> Work instructions: Write the material out again in full, word for word. Do not include the pictures.
============================================================
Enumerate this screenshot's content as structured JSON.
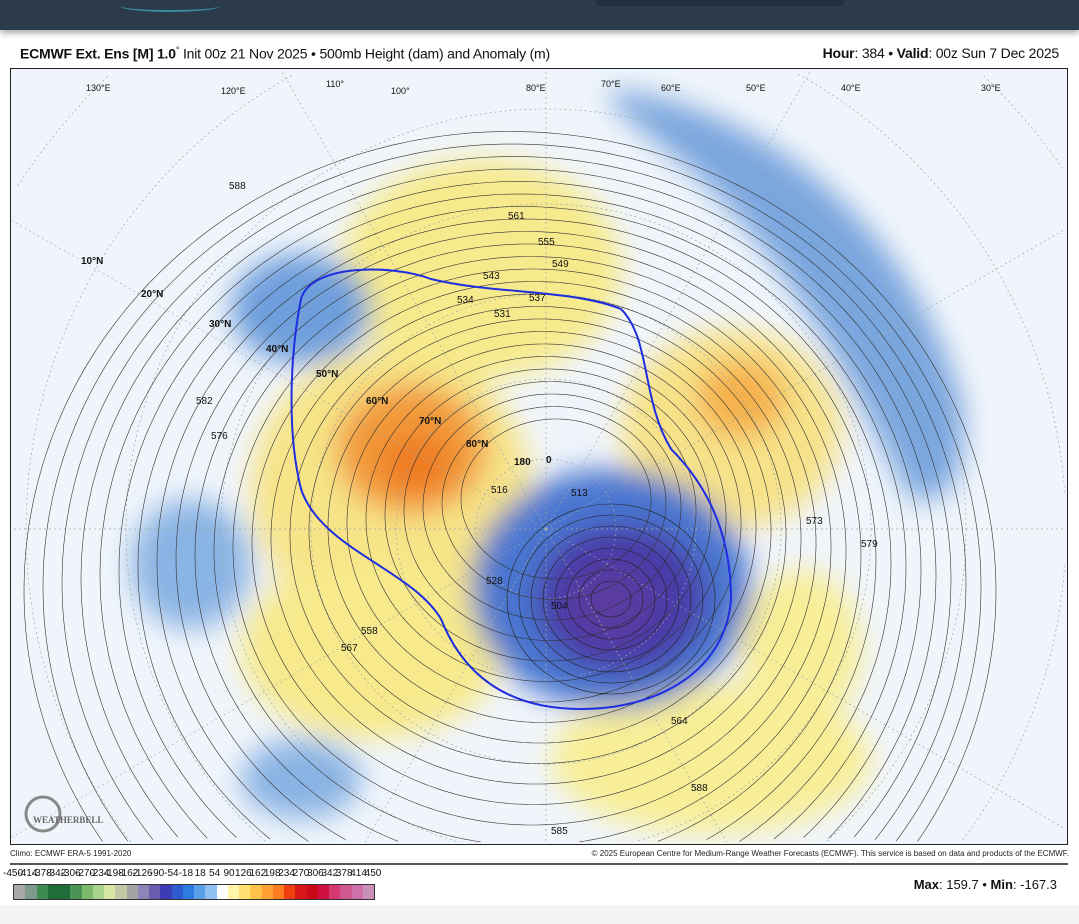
{
  "header": {
    "model": "ECMWF Ext. Ens [M] 1.0",
    "degree": "°",
    "init": " Init 00z 21 Nov 2025 • 500mb Height (dam) and Anomaly (m)",
    "hour_label": "Hour",
    "hour_value": ": 384 • ",
    "valid_label": "Valid",
    "valid_value": ": 00z Sun 7 Dec 2025"
  },
  "map": {
    "latitude_labels": [
      "10°N",
      "20°N",
      "30°N",
      "40°N",
      "50°N",
      "60°N",
      "70°N",
      "80°N"
    ],
    "longitude_labels": [
      "130°E",
      "120°E",
      "110°",
      "100°",
      "80°E",
      "70°E",
      "60°E",
      "50°E",
      "40°E",
      "30°E"
    ],
    "pole_labels": [
      "180",
      "0"
    ],
    "contour_labels": [
      "588",
      "582",
      "576",
      "561",
      "555",
      "549",
      "543",
      "537",
      "534",
      "531",
      "558",
      "567",
      "573",
      "579",
      "516",
      "513",
      "504",
      "528",
      "564",
      "588",
      "585"
    ],
    "logo_text": "WEATHERBELL",
    "colors": {
      "positive": "#f7e98a",
      "positive_strong": "#f08a2a",
      "negative": "#6f9fdc",
      "negative_strong": "#4a3aa8",
      "climo_line": "#1e2ee0"
    }
  },
  "footer": {
    "climo": "Climo: ECMWF ERA-5 1991-2020",
    "copyright": "© 2025 European Centre for Medium-Range Weather Forecasts (ECMWF). This service is based on data and products of the ECMWF."
  },
  "legend": {
    "ticks": [
      "-450",
      "-414",
      "-378",
      "-342",
      "-306",
      "-270",
      "-234",
      "-198",
      "-162",
      "-126",
      "-90",
      "-54",
      "-18",
      "18",
      "54",
      "90",
      "126",
      "162",
      "198",
      "234",
      "270",
      "306",
      "342",
      "378",
      "414",
      "450"
    ],
    "colors": [
      "#a8a8a8",
      "#7f9a8a",
      "#3e8a52",
      "#1f6e3a",
      "#1f6e3a",
      "#4b9356",
      "#7cba6a",
      "#a8d58a",
      "#d8e6a4",
      "#c2c8a4",
      "#a4a4a4",
      "#8e84b8",
      "#6a5ab0",
      "#3c3cb4",
      "#2e5ad0",
      "#2f7ce0",
      "#5aa0e8",
      "#8ec0f0",
      "#ffffff",
      "#fff4a8",
      "#ffe070",
      "#ffc24a",
      "#ffa030",
      "#ff7a20",
      "#f04010",
      "#d81818",
      "#c80a1a",
      "#d01040",
      "#d83870",
      "#d05890",
      "#d070a8",
      "#c890b8"
    ],
    "max_label": "Max",
    "max_value": ": 159.7 • ",
    "min_label": "Min",
    "min_value": ": -167.3"
  }
}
============================================================
> Solution for this exercise:
Enumerate this screenshot's content as structured JSON.
{
  "header": {
    "model": "ECMWF Ext. Ens [M] 1.0",
    "degree": "°",
    "init": " Init 00z 21 Nov 2025 • 500mb Height (dam) and Anomaly (m)",
    "hour_label": "Hour",
    "hour_value": ": 384 • ",
    "valid_label": "Valid",
    "valid_value": ": 00z Sun 7 Dec 2025"
  },
  "map": {
    "latitude_labels": [
      "10°N",
      "20°N",
      "30°N",
      "40°N",
      "50°N",
      "60°N",
      "70°N",
      "80°N"
    ],
    "longitude_labels": [
      "130°E",
      "120°E",
      "110°",
      "100°",
      "80°E",
      "70°E",
      "60°E",
      "50°E",
      "40°E",
      "30°E"
    ],
    "pole_labels": [
      "180",
      "0"
    ],
    "contour_labels": [
      "588",
      "582",
      "576",
      "561",
      "555",
      "549",
      "543",
      "537",
      "534",
      "531",
      "558",
      "567",
      "573",
      "579",
      "516",
      "513",
      "504",
      "528",
      "564",
      "588",
      "585"
    ],
    "logo_text": "WEATHERBELL",
    "colors": {
      "positive": "#f7e98a",
      "positive_strong": "#f08a2a",
      "negative": "#6f9fdc",
      "negative_strong": "#4a3aa8",
      "climo_line": "#1e2ee0"
    }
  },
  "footer": {
    "climo": "Climo: ECMWF ERA-5 1991-2020",
    "copyright": "© 2025 European Centre for Medium-Range Weather Forecasts (ECMWF). This service is based on data and products of the ECMWF."
  },
  "legend": {
    "ticks": [
      "-450",
      "-414",
      "-378",
      "-342",
      "-306",
      "-270",
      "-234",
      "-198",
      "-162",
      "-126",
      "-90",
      "-54",
      "-18",
      "18",
      "54",
      "90",
      "126",
      "162",
      "198",
      "234",
      "270",
      "306",
      "342",
      "378",
      "414",
      "450"
    ],
    "colors": [
      "#a8a8a8",
      "#7f9a8a",
      "#3e8a52",
      "#1f6e3a",
      "#1f6e3a",
      "#4b9356",
      "#7cba6a",
      "#a8d58a",
      "#d8e6a4",
      "#c2c8a4",
      "#a4a4a4",
      "#8e84b8",
      "#6a5ab0",
      "#3c3cb4",
      "#2e5ad0",
      "#2f7ce0",
      "#5aa0e8",
      "#8ec0f0",
      "#ffffff",
      "#fff4a8",
      "#ffe070",
      "#ffc24a",
      "#ffa030",
      "#ff7a20",
      "#f04010",
      "#d81818",
      "#c80a1a",
      "#d01040",
      "#d83870",
      "#d05890",
      "#d070a8",
      "#c890b8"
    ],
    "max_label": "Max",
    "max_value": ": 159.7 • ",
    "min_label": "Min",
    "min_value": ": -167.3"
  }
}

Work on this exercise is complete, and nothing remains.